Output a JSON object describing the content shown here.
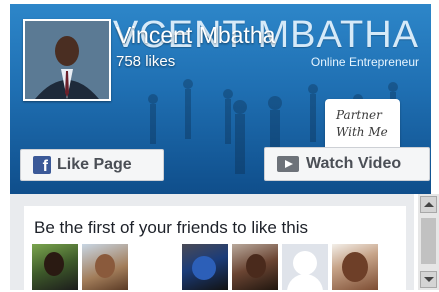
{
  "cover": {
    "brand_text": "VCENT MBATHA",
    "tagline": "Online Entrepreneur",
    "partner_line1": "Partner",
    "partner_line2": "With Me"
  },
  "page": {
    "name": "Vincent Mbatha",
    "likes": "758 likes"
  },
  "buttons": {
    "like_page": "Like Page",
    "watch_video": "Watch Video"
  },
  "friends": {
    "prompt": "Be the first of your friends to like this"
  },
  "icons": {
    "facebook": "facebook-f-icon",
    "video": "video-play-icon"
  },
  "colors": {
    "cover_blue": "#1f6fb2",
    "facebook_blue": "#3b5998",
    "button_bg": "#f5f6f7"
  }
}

---

=== What you are asked to do ===
Of the lines in the data, how many contain the word "friends"? Provide the number and nothing further.

=== Correct result ===
2